- _Work to do_
(a) Answer each question from the wind farm column below, one answer per line, marked as the questions are:
(i) How many members does the conservation organization chaired by Sir Simon Jenkins have?
(ii) How many birds a year does wind power wipe out in the US alone, according to the column?
(iii) How much does wind power cost compared with conventional energy?
(b) Report every line of the records below that contains the string "Estacionamientos", copied in full. Case counts.

- _Supplied text_
By James Delingpole
17th February, 2012
Daily Express
Wind farm fanatics are bankrupting us with their hot air
THIS week the chairman of the National Trust finally admitted what the rest of us have known for some time: wind farms are the ugliest, most stupid, environmentally damaging, expensive, wasteful and utterly pointless monstrosities ever to deface the British landscape. Not that Sir Simon Jenkins put it quite so bluntly. But from the chairman of a conservation organisation with four million members, 28,500 acres and 700 miles of coastline this was still pretty powerful and damning stuff. Wind power, said Jenkins, is not only the “least efficient” form of renewable energy but it also “wrecks the countryside”.
Nor do wind power’s disastrous side effects end there. It also: wipes out birds (400,000 a year in the US alone), drives anyone who lives nearby mad with its strobing effects and low subsonic hum, trashes property values, costs between three and nine times the amount of conventional energy, creates the fuel poverty which has caused hypothermia deaths to soar this year, slows economic growth, blights views destroys jobs and produces such unreliable, intermittent energy it requires near-100 per cent backup from conventional power. Apart from that, though, wind power is great.

- _Records for processing_
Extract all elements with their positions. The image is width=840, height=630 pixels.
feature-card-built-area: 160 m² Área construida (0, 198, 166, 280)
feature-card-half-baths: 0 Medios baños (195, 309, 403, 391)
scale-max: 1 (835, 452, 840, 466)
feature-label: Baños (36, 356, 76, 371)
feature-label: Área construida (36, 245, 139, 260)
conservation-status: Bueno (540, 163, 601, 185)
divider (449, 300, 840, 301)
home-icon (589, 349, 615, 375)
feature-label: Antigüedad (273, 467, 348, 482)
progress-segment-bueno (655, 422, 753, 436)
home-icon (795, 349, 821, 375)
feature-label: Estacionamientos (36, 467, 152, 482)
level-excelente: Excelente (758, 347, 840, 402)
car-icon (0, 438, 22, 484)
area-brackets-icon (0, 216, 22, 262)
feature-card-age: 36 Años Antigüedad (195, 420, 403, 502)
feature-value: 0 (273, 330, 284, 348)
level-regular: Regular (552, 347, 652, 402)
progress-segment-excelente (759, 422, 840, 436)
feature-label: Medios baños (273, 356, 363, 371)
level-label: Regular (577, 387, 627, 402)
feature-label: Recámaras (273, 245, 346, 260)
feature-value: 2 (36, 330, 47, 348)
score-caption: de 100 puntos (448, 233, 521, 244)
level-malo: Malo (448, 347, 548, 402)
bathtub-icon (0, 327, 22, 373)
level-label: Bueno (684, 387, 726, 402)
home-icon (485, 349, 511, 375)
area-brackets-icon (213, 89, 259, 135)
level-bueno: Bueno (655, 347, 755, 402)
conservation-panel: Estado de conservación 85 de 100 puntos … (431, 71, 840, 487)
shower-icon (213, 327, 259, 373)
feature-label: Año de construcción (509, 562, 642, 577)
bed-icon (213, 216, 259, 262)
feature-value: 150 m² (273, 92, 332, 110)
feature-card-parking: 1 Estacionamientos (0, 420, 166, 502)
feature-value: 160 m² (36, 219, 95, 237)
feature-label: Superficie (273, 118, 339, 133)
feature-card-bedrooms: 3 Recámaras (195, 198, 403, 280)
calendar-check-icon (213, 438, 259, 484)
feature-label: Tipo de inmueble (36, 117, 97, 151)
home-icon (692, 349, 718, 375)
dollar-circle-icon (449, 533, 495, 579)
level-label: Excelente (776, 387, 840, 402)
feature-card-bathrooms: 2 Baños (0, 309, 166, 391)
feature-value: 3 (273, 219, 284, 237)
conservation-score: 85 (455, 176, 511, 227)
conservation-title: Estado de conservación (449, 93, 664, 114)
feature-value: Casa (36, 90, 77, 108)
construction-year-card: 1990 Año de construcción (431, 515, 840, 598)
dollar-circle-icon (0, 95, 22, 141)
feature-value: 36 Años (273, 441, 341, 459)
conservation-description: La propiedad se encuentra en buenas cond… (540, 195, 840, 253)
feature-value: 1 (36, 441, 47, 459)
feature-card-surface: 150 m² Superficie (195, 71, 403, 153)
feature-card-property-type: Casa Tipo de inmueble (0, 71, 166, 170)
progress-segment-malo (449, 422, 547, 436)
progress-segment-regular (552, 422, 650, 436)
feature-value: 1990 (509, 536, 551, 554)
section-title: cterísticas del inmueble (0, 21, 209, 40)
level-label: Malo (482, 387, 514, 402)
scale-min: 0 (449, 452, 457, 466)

- _Answers to the tasks_
(a)
(i) Four million
(ii) 400,000
(iii) Between three and nine times the amount of conventional energy

(b)
feature-label: Estacionamientos (36, 467, 152, 482)
feature-card-parking: 1 Estacionamientos (0, 420, 166, 502)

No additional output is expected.